[Problem to solve]: Locate the line that contains "What's the underlying" and the line that contains "Decode this image". Copy both of them exactly, together with every line between them, and no others.

[Stored data]:
★ ★ ★ ★

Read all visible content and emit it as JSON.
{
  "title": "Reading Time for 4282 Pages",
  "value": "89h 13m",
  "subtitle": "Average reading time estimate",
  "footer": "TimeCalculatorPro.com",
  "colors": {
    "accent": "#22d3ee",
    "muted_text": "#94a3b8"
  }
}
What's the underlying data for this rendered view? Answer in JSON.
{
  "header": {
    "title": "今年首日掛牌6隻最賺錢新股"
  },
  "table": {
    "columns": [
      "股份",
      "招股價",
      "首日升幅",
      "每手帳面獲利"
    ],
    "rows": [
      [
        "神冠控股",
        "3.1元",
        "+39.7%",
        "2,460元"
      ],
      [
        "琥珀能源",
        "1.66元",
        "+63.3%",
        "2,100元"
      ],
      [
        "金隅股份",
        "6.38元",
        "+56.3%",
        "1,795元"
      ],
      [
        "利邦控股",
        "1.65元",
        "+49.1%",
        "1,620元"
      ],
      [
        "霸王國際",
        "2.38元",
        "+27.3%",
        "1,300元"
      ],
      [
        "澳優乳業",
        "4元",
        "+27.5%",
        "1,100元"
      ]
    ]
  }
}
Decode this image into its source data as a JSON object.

★ ★ ★ ★

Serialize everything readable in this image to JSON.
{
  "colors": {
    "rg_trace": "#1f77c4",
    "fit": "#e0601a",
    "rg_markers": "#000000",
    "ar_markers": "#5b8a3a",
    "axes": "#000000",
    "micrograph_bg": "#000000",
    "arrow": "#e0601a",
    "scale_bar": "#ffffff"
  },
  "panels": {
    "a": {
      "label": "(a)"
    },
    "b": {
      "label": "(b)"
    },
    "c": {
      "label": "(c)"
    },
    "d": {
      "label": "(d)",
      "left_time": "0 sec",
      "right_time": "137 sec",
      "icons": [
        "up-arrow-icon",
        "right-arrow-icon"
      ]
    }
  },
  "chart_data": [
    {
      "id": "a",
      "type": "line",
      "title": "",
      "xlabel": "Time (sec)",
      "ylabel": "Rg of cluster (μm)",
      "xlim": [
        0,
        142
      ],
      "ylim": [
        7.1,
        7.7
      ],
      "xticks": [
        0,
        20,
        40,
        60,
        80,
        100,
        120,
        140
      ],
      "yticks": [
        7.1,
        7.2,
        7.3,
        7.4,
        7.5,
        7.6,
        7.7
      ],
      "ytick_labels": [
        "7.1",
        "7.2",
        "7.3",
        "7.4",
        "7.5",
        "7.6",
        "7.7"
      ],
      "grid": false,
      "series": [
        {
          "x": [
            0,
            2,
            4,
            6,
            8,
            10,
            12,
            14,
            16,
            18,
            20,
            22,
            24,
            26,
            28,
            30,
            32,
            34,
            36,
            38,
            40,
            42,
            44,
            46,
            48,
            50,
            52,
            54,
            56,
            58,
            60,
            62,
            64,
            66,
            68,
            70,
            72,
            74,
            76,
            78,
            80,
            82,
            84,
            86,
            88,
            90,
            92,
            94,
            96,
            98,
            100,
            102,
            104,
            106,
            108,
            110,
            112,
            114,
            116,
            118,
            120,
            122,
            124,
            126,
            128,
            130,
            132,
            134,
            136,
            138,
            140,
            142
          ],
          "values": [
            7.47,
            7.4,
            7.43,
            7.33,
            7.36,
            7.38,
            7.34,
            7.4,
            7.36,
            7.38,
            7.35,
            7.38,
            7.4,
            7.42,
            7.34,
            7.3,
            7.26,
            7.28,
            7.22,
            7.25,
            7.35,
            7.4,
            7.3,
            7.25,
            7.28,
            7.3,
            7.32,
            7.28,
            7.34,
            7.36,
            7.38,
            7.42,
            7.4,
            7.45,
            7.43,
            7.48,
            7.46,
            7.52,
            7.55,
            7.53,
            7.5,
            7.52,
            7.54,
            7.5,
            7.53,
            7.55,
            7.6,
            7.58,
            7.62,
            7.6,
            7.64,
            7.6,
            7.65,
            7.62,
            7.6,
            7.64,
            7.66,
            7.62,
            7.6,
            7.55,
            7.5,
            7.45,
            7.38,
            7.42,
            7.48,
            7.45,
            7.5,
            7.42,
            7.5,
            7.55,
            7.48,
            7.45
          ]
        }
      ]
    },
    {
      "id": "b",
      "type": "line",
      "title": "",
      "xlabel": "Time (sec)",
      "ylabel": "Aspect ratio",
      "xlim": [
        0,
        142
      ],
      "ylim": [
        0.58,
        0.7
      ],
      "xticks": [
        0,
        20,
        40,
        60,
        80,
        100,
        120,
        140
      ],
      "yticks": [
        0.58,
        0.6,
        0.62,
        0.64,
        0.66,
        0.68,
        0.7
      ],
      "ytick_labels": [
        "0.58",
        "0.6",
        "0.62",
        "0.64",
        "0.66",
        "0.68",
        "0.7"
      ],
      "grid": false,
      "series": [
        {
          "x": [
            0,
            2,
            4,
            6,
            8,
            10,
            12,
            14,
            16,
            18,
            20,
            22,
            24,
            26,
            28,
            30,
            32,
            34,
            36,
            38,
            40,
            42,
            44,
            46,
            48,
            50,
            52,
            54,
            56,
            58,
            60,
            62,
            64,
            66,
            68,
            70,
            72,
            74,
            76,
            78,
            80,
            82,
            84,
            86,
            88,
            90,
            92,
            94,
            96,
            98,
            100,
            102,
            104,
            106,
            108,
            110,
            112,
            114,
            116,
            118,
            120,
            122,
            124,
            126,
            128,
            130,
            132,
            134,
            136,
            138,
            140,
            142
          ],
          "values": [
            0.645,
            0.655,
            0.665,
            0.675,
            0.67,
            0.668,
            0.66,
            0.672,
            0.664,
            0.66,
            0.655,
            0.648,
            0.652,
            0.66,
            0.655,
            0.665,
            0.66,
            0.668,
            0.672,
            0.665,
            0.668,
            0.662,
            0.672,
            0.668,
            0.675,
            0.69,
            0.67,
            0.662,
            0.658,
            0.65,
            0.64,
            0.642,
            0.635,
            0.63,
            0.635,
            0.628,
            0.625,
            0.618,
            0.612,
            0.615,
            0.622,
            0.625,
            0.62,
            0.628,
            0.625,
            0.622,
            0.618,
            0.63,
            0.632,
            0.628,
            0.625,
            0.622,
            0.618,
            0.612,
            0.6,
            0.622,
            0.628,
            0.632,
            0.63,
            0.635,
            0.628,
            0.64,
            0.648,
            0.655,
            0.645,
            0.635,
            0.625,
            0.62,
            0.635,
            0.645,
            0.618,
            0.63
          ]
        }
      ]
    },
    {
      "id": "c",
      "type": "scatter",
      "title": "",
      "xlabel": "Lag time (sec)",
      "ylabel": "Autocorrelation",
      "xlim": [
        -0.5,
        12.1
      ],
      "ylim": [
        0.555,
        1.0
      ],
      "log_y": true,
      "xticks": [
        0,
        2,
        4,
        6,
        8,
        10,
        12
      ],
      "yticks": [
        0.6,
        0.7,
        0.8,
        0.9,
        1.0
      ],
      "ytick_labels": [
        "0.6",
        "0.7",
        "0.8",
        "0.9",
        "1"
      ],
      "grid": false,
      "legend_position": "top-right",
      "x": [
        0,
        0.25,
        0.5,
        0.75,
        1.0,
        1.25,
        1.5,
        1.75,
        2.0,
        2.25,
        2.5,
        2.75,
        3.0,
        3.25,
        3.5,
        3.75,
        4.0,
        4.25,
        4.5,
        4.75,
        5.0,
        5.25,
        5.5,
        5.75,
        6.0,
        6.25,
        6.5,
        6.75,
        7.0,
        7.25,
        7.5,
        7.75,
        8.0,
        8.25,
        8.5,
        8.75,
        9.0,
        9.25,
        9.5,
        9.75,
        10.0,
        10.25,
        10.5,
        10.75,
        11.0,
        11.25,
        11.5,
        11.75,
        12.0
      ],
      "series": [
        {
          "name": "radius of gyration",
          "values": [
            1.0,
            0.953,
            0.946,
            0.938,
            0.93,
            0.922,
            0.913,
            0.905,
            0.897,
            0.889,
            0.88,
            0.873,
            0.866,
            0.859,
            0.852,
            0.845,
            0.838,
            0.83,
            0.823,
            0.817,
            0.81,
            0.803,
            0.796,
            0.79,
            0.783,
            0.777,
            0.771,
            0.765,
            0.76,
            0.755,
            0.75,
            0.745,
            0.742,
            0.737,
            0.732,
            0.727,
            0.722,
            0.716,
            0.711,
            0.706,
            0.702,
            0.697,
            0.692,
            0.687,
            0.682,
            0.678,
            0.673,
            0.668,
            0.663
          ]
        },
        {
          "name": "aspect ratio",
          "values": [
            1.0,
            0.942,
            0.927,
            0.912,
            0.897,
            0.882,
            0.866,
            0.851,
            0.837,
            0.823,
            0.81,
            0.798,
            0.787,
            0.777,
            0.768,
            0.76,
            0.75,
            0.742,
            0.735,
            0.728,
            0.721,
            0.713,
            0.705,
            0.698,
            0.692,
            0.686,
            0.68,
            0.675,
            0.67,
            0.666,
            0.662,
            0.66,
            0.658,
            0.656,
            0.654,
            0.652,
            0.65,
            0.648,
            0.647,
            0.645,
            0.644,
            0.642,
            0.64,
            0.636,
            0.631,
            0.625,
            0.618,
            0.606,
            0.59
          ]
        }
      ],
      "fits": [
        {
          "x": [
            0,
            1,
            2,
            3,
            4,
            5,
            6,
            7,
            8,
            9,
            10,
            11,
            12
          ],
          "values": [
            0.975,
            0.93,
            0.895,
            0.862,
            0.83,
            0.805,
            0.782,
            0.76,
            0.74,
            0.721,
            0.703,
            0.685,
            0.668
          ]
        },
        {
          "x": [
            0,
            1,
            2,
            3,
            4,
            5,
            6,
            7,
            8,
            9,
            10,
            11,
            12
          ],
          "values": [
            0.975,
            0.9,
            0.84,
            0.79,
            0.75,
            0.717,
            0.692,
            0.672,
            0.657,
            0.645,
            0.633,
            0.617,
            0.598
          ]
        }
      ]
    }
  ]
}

★ ★ ★ ★

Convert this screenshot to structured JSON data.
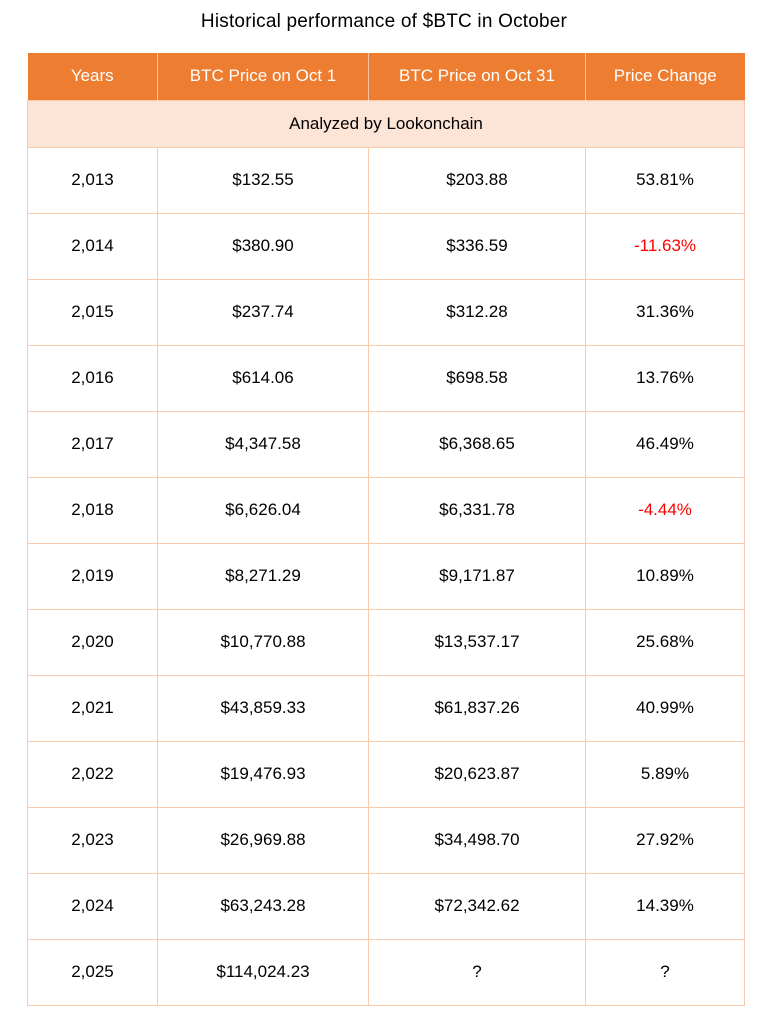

★ ★ ★ ★

[Exercise result]:
What's the underlying data for this rendered view? Answer in JSON.
{
  "header": {
    "title": "今年首日掛牌6隻最賺錢新股"
  },
  "table": {
    "columns": [
      "股份",
      "招股價",
      "首日升幅",
      "每手帳面獲利"
    ],
    "rows": [
      [
        "神冠控股",
        "3.1元",
        "+39.7%",
        "2,460元"
      ],
      [
        "琥珀能源",
        "1.66元",
        "+63.3%",
        "2,100元"
      ],
      [
        "金隅股份",
        "6.38元",
        "+56.3%",
        "1,795元"
      ],
      [
        "利邦控股",
        "1.65元",
        "+49.1%",
        "1,620元"
      ],
      [
        "霸王國際",
        "2.38元",
        "+27.3%",
        "1,300元"
      ],
      [
        "澳優乳業",
        "4元",
        "+27.5%",
        "1,100元"
      ]
    ]
  }
}
Decode this image into its source data as a JSON object.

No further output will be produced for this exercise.